TASK SET:
[1] Translate this sentence from the text on Iraq as the cradle of civilization into Spanish: "Mesopotamia was the oldest civilization anywhere on this planet."
[2] For each statement below, say yes or no according to the text on Iraq as the cradle of civilization, and quote the words that decide it: (a) Bradley Parker teaches at Princeton University. (b) Scholars are compiling a list of major Iraqi archaeological sites along with their map coordinates. (c) The other side of the Standard of Ur showed Ur at peace.
[3] Go on with the text on Iraq as the cradle of civilization, picking up after its last sentence.

READING PASSAGE:
◇ ◇ ◇ ◇ ◇ ◇ ◇
Laputan Logic
Wednesday, January 29, 2003
 
As the nation comes ever closer to war with Iraq, Americans should take a closer look at our prospective foe ...

The cradle of civilization

While President Bush describes Iraq as the "axis of evil" and the lair of a defiant Saddam Hussein, young American military cadets are learning that it is also the cradle of Western civilization.

A drawing from the Standard (flag) of Ur (circa 2685 B.C.), an ancient Mesopotamian city, depicting Ur at war. The other side of the flag showed Ur at peace.
At the same time, worried scholars are compiling a list of major Iraqi archaeological sites - with their map coordinates - and urging the Pentagon to avoid them.

"It is an ironic twist of fate to stand on the remains of a city in southern Iraq where the civilized world began and realize it could all end right there as well," cautions historian Bradley Parker.

"Iraq is the cradle of Western civilization. It is how we came to be what we are. Mesopotamia was the center of the universe" 5,000 years ago, adds Parker, who teaches ancient Near Eastern history and archaeology at the University of Utah.

"Mesopotamia was the oldest civilization anywhere on this planet. It is older than China or the Americas," adds history professor Michael Cook of Princeton University.
◇ ◇ ◇ ◇ ◇ ◇ ◇
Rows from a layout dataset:

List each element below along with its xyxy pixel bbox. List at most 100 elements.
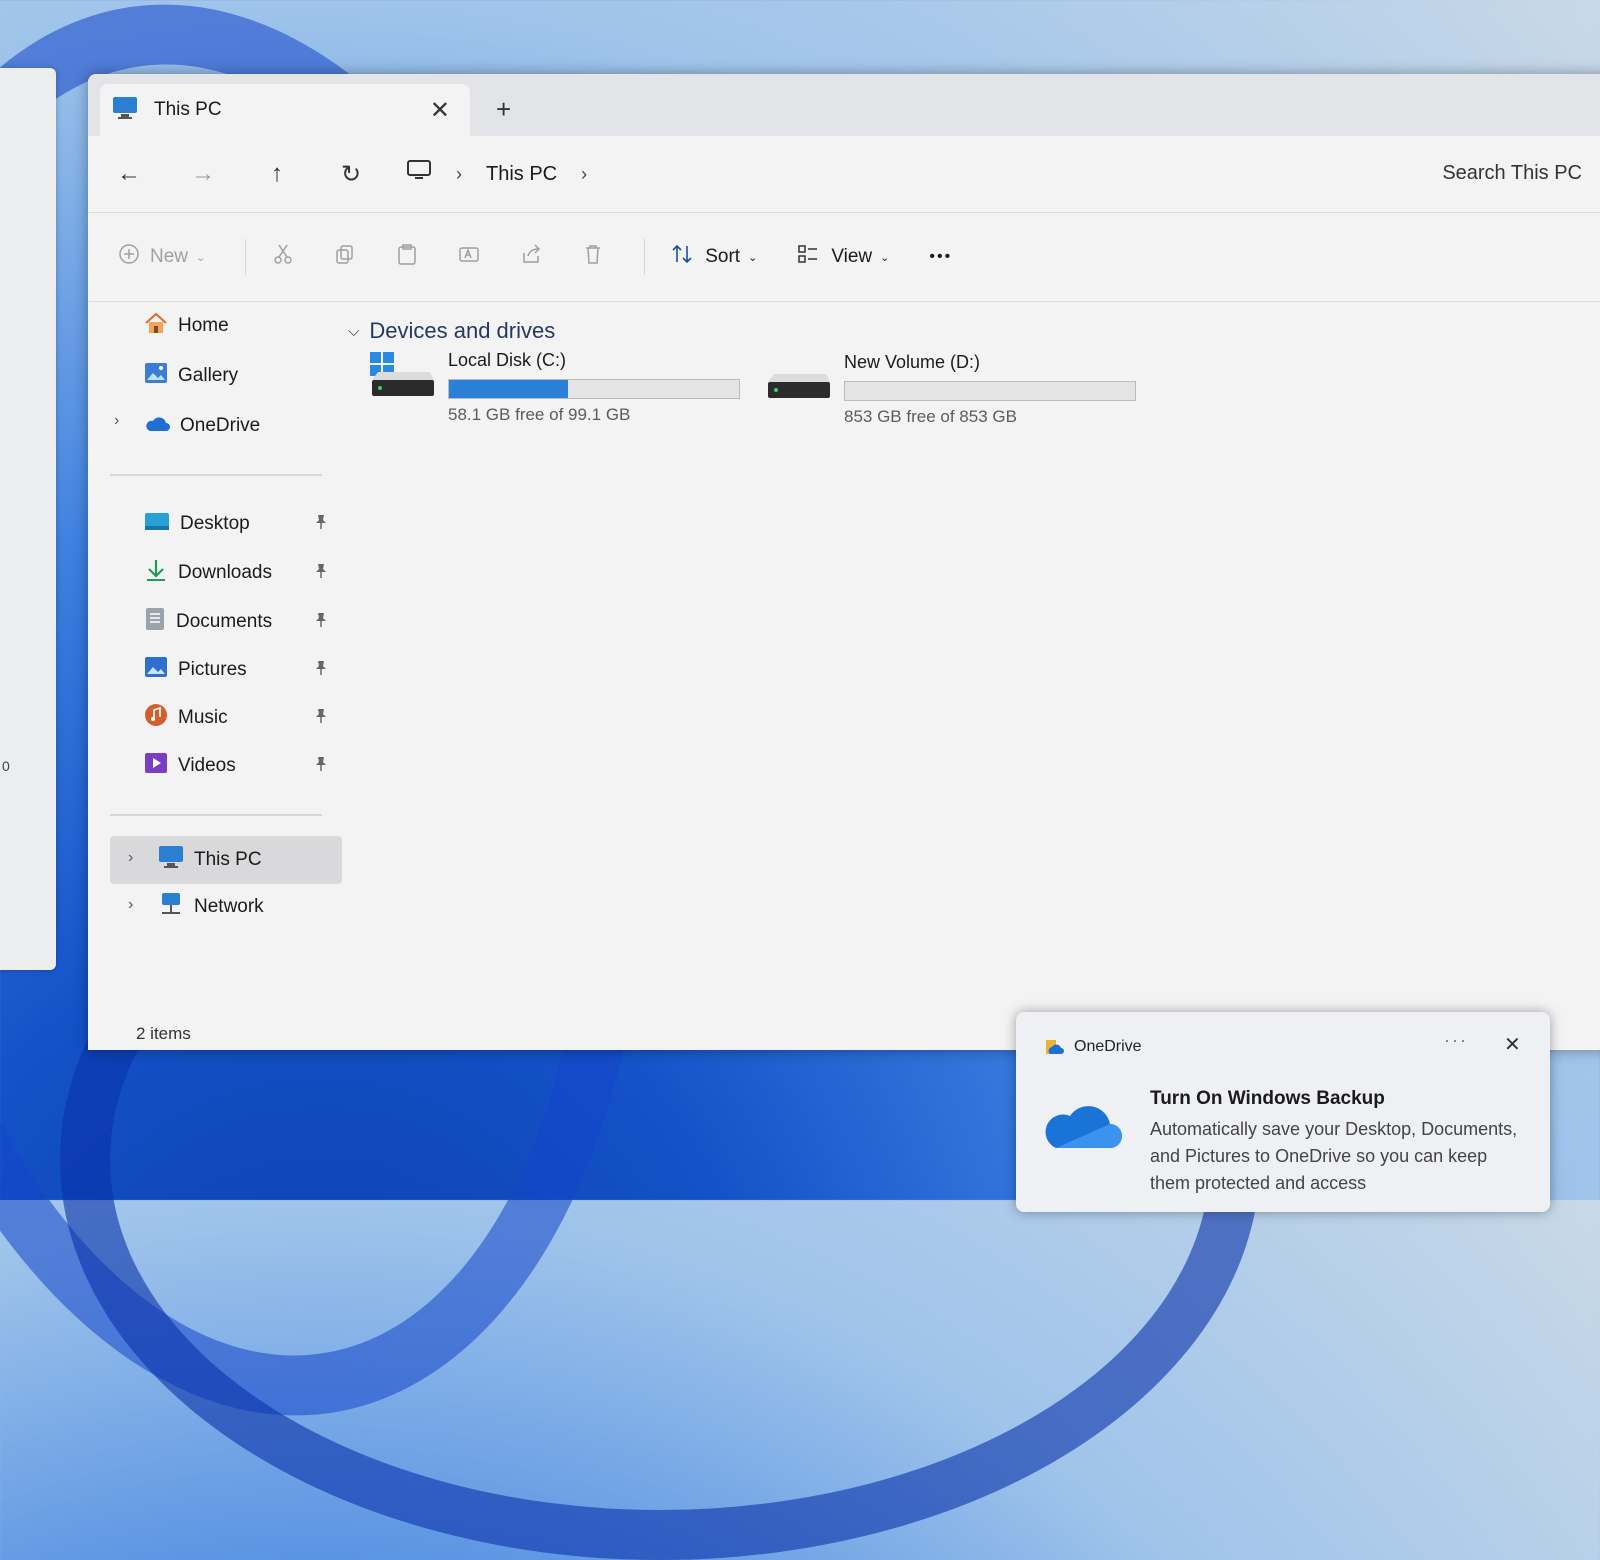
trash-icon [582,243,604,271]
sort-arrows-icon [671,243,693,271]
sidebar-label-gallery: Gallery [178,365,239,386]
navigation-pane: Home Gallery › OneDrive Desktop Download… [88,300,348,1050]
explorer-body: Home Gallery › OneDrive Desktop Download… [88,300,1600,1050]
background-window-text: 0 [2,758,10,774]
cloud-icon [144,414,170,438]
new-button[interactable]: New ⌄ [118,243,205,271]
pin-icon[interactable] [314,514,328,534]
toast-more-icon[interactable]: ··· [1444,1030,1468,1051]
copy-button[interactable] [334,243,356,271]
sidebar-item-music[interactable]: Music [144,698,228,738]
sidebar-item-downloads[interactable]: Downloads [144,553,272,593]
pin-icon[interactable] [314,756,328,776]
toast-app-name: OneDrive [1074,1038,1142,1055]
cut-button[interactable] [272,243,294,271]
monitor-outline-icon[interactable] [406,159,432,189]
background-window[interactable]: 0 [0,68,56,970]
breadcrumb-this-pc[interactable]: This PC [486,163,557,186]
drive-item-c[interactable]: Local Disk (C:) 58.1 GB free of 99.1 GB [368,350,740,425]
devices-group-header[interactable]: ⌵ Devices and drives [348,318,555,344]
toast-close-icon[interactable]: ✕ [1504,1032,1521,1057]
sidebar-item-home[interactable]: Home [144,306,229,346]
pin-icon[interactable] [314,660,328,680]
delete-button[interactable] [582,243,604,271]
status-bar-item-count: 2 items [136,1024,191,1043]
download-arrow-icon [144,558,168,588]
sidebar-label-pictures: Pictures [178,659,247,680]
devices-group-title: Devices and drives [369,318,556,343]
sidebar-label-music: Music [178,707,228,728]
sidebar-label-onedrive: OneDrive [180,415,261,436]
drive-usage-bar [448,379,740,399]
sidebar-label-downloads: Downloads [178,562,272,583]
sidebar-label-documents: Documents [176,611,273,632]
monitor-icon [158,845,184,875]
sidebar-item-pictures[interactable]: Pictures [144,650,247,690]
new-tab-button[interactable]: + [496,94,511,125]
sidebar-divider-2 [110,814,322,816]
expand-network-icon[interactable]: › [128,896,133,914]
sidebar-divider [110,474,322,476]
sort-button[interactable]: Sort ⌄ [671,243,757,271]
home-icon [144,312,168,340]
onedrive-cloud-icon [1038,1094,1124,1159]
expand-onedrive-icon[interactable]: › [114,412,119,430]
pin-icon[interactable] [314,612,328,632]
close-tab-icon[interactable]: ✕ [430,96,450,125]
sidebar-label-this-pc: This PC [194,849,262,870]
paste-button[interactable] [396,243,418,271]
sidebar-label-videos: Videos [178,755,236,776]
clipboard-icon [396,243,418,271]
sidebar-item-desktop[interactable]: Desktop [144,504,250,544]
sidebar-item-gallery[interactable]: Gallery [144,356,238,396]
view-list-icon [797,243,819,271]
file-explorer-window: This PC ✕ + ← → ↑ ↻ › This PC › Search T… [88,74,1600,1050]
sidebar-item-network[interactable]: Network [158,887,264,927]
share-button[interactable] [520,243,542,271]
sidebar-item-onedrive[interactable]: OneDrive [144,406,260,446]
address-bar: ← → ↑ ↻ › This PC › Search This PC [88,136,1600,213]
expand-this-pc-icon[interactable]: › [128,849,133,867]
breadcrumb-separator[interactable]: › [456,164,462,185]
drive-free-space: 58.1 GB free of 99.1 GB [448,405,631,424]
rename-icon [458,243,480,271]
breadcrumb[interactable]: › This PC › [406,159,611,189]
view-label: View [831,246,873,267]
refresh-button[interactable]: ↻ [314,160,388,189]
toolbar-divider-2 [644,239,646,275]
pin-icon[interactable] [314,708,328,728]
document-icon [144,607,166,637]
plus-circle-icon [118,243,140,271]
pin-icon[interactable] [314,563,328,583]
scissors-icon [272,243,294,271]
view-button[interactable]: View ⌄ [797,243,889,271]
hard-drive-icon [764,352,834,427]
windows-drive-icon [368,350,438,425]
rename-button[interactable] [458,243,480,271]
drive-free-space: 853 GB free of 853 GB [844,407,1017,426]
tab-this-pc[interactable]: This PC ✕ [100,84,470,136]
chevron-down-icon: ⌄ [196,251,206,264]
sidebar-item-videos[interactable]: Videos [144,746,236,786]
sidebar-item-documents[interactable]: Documents [144,602,272,642]
sort-label: Sort [705,246,741,267]
forward-button[interactable]: → [166,160,240,188]
toast-title: Turn On Windows Backup [1150,1088,1385,1109]
up-button[interactable]: ↑ [240,160,314,188]
chevron-down-icon: ⌄ [880,251,890,264]
breadcrumb-separator-end[interactable]: › [581,164,587,185]
pictures-icon [144,655,168,685]
copy-icon [334,243,356,271]
toast-body: Automatically save your Desktop, Documen… [1150,1119,1518,1193]
new-label: New [150,246,189,267]
see-more-button[interactable]: ••• [929,248,952,266]
drive-item-d[interactable]: New Volume (D:) 853 GB free of 853 GB [764,352,1136,427]
network-icon [158,892,184,922]
drive-name: Local Disk (C:) [448,350,567,370]
sidebar-item-this-pc[interactable]: This PC [158,840,262,880]
drive-usage-bar [844,381,1136,401]
onedrive-notification[interactable]: OneDrive ··· ✕ Turn On Windows Backup Au… [1016,1012,1550,1212]
more-icon: ••• [929,248,953,265]
search-input[interactable]: Search This PC [1442,162,1582,185]
back-button[interactable]: ← [92,160,166,188]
◇ ◇ ◇ ◇ ◇ ◇ ◇
OUTPUTS:
[1] Mesopotamia fue la civilización más antigua de todo este planeta.

[2]
(a) No: "who teaches ancient Near Eastern history and archaeology at the University of Utah"
(b) Yes: "worried scholars are compiling a list of major Iraqi archaeological sites - with their map coordinates"
(c) Yes: "The other side of the flag showed Ur at peace."

[3]
The area produced the first form of writing in the Western world; wheeled vehicles; cultivated and irrigated crops; domesticated livestock; the calendar; mathematics; and astronomers and philosophers who laid the groundwork for future Greek thinkers.

Some biblical scholars even suggest it is the site of Adam and Eve's Garden of Eden and the birthplace of Abraham.

As combat troops once again leave nearby Fort Carson for the Persian Gulf, freshman cadets at the U.S. Air Force Academy in Colorado Springs are receiving a thought-provoking lecture from their history teacher: "President Bush speaks of the need to 'defend civilization,"' Lt. Col. Dave Kirkham tells his students.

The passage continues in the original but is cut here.